## Input data
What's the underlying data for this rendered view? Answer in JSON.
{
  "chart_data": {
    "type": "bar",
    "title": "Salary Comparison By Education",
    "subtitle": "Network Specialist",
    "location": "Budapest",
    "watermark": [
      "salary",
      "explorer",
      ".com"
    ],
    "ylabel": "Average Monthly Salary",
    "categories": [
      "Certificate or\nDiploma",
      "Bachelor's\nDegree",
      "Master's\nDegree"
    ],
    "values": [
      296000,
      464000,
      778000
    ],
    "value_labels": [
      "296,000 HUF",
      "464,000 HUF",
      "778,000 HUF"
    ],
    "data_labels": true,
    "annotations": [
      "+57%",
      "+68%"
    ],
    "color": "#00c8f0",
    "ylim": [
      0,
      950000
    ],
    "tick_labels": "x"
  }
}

## Problem to work on
Repeat all entries. Match them exactly.

## Output below
What's the underlying data for this rendered view? Answer in JSON.
{
  "chart_data": {
    "type": "bar",
    "title": "Salary Comparison By Education",
    "subtitle": "Network Specialist",
    "location": "Budapest",
    "watermark": [
      "salary",
      "explorer",
      ".com"
    ],
    "ylabel": "Average Monthly Salary",
    "categories": [
      "Certificate or\nDiploma",
      "Bachelor's\nDegree",
      "Master's\nDegree"
    ],
    "values": [
      296000,
      464000,
      778000
    ],
    "value_labels": [
      "296,000 HUF",
      "464,000 HUF",
      "778,000 HUF"
    ],
    "data_labels": true,
    "annotations": [
      "+57%",
      "+68%"
    ],
    "color": "#00c8f0",
    "ylim": [
      0,
      950000
    ],
    "tick_labels": "x"
  }
}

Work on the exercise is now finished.